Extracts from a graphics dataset
## begin

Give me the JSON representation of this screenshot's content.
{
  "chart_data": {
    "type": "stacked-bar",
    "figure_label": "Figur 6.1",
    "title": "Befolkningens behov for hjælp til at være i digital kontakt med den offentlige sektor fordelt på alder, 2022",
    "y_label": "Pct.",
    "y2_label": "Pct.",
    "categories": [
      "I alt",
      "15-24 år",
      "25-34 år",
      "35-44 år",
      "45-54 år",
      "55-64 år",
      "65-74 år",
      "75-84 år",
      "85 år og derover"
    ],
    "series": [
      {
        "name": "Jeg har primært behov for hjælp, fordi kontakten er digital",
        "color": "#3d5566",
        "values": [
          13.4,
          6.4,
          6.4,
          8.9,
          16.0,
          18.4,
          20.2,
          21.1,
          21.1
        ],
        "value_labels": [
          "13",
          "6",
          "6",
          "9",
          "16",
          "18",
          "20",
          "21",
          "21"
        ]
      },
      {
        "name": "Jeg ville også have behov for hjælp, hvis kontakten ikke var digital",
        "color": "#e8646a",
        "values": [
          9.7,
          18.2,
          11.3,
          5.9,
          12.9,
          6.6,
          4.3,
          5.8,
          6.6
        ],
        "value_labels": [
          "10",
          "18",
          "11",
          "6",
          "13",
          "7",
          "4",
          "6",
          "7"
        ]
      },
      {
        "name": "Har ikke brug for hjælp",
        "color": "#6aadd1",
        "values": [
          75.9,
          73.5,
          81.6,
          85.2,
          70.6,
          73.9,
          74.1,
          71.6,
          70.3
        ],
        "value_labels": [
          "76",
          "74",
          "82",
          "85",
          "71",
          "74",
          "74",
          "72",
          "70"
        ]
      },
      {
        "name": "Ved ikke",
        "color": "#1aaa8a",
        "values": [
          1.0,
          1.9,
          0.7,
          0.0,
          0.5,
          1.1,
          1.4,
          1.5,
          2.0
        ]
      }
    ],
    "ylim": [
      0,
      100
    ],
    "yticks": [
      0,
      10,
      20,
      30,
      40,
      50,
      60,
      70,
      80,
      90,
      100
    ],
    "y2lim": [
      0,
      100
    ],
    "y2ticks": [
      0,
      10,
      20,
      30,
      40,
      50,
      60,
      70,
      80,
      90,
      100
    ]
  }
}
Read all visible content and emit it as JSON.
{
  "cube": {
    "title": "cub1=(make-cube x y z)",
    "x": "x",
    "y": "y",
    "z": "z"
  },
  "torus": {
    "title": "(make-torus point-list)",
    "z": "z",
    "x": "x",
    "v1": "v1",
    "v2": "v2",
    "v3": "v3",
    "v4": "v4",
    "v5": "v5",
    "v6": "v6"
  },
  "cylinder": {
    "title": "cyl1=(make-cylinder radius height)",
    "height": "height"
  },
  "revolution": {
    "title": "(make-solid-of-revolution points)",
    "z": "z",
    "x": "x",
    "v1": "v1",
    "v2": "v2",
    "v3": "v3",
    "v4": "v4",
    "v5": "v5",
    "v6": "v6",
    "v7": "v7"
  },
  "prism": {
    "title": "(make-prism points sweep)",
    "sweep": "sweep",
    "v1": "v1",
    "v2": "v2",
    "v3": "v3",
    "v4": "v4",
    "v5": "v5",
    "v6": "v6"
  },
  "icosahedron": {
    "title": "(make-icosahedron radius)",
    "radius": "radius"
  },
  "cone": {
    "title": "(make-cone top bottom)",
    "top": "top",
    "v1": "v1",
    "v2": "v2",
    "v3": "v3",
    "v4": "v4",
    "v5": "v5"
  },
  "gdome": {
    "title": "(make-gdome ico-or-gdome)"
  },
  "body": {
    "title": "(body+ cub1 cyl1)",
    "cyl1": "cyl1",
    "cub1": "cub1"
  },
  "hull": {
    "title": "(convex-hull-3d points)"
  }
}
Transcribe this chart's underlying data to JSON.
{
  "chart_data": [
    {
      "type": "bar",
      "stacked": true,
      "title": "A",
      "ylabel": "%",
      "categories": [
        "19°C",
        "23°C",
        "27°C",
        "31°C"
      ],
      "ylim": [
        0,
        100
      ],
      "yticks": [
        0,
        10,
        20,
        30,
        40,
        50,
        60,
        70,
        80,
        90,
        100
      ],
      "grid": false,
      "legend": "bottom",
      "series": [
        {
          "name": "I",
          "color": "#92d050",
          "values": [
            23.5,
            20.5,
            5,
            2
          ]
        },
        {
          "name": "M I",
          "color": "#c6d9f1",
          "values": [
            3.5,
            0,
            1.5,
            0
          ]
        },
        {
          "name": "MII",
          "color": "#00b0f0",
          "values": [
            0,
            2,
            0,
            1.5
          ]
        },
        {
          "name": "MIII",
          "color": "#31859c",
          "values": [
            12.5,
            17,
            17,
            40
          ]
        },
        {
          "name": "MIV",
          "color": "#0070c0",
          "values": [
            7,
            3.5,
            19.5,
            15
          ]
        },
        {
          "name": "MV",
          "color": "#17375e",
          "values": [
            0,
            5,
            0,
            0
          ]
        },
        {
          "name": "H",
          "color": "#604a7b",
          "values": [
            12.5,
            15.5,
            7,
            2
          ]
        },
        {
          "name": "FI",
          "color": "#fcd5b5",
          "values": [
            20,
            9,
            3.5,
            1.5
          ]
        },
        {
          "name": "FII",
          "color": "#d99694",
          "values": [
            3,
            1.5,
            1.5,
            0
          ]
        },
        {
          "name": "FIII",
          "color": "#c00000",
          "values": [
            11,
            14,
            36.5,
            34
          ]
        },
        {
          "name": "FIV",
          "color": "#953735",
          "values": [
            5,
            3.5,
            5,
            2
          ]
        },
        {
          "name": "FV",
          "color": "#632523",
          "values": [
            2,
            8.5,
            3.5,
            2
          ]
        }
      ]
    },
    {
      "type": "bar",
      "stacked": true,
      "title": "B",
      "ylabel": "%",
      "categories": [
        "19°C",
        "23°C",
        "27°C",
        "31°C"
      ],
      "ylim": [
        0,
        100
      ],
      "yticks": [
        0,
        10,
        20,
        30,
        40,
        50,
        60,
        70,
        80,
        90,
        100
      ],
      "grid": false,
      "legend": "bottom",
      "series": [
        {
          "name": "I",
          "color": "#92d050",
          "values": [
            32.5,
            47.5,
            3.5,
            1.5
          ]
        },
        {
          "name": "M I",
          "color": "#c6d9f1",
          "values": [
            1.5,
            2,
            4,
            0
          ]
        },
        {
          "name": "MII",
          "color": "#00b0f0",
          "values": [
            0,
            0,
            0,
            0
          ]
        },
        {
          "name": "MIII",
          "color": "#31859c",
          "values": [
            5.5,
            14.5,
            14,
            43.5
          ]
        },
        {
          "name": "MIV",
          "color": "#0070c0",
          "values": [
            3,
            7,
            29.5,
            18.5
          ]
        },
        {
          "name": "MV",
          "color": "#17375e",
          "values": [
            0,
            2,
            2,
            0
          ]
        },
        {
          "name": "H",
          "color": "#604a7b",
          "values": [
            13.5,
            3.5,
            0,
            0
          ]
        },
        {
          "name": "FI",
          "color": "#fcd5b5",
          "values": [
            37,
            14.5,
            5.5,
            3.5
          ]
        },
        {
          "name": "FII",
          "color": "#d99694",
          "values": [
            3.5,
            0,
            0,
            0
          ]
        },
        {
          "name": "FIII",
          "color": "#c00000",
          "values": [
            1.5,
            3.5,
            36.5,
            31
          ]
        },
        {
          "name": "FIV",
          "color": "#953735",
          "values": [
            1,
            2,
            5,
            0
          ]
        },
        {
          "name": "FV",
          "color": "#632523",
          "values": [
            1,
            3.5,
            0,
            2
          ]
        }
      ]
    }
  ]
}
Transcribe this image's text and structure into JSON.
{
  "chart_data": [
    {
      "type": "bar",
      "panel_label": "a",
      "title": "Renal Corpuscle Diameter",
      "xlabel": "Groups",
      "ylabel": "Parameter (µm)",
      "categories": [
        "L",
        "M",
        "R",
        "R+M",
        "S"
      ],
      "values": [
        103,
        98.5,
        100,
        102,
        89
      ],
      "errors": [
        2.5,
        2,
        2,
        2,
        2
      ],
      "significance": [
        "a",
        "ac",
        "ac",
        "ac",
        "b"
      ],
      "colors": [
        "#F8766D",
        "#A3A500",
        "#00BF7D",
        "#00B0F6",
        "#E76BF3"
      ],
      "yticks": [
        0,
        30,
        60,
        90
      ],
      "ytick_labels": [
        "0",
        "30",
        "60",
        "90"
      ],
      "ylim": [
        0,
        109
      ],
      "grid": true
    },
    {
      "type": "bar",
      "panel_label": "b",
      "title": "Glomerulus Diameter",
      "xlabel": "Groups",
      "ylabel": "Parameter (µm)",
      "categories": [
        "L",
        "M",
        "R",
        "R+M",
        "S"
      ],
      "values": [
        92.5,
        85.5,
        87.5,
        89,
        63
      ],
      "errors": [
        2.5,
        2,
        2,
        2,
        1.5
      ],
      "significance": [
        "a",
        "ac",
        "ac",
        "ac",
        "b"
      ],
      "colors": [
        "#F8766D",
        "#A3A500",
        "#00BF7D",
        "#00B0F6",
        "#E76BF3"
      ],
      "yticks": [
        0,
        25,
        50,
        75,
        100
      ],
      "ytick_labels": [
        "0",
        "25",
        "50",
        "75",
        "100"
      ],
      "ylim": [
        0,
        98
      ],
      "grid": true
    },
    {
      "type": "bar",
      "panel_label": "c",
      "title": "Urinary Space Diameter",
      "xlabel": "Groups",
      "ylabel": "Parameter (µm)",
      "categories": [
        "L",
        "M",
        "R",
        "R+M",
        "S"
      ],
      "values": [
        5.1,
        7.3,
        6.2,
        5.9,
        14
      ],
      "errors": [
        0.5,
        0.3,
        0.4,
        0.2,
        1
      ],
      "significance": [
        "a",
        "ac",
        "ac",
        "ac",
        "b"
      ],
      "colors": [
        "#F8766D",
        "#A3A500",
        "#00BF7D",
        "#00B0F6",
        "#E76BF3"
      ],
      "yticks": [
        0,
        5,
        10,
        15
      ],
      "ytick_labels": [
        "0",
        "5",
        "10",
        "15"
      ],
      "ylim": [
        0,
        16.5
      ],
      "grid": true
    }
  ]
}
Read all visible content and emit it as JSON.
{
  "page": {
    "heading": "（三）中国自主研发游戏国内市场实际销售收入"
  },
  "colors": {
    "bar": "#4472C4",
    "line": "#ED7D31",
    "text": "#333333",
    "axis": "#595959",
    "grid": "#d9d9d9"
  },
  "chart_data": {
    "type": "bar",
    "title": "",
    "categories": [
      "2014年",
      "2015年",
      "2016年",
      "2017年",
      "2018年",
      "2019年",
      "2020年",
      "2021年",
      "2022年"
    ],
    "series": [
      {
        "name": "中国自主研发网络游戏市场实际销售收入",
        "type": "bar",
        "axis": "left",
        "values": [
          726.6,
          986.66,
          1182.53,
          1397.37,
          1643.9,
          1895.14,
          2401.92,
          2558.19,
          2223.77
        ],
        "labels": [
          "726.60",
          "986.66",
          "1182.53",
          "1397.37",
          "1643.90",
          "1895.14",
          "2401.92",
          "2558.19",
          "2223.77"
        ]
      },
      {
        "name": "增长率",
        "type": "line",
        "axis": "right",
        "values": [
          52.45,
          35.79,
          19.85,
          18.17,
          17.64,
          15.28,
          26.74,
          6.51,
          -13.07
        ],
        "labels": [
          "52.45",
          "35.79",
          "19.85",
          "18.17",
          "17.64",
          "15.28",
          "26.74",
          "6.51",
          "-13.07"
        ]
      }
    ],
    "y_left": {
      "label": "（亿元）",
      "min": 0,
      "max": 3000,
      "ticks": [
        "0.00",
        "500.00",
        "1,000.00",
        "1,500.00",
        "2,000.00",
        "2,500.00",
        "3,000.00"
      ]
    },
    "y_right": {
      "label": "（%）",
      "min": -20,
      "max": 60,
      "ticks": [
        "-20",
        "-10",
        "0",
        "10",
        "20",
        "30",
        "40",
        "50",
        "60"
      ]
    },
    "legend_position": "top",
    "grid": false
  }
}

## end

■ **STATED PROBLEM**: Tally how many lines of the data include the word "digital". Write the number and nothing else.

■ **SOLUTION FOR THIS TASK**: 3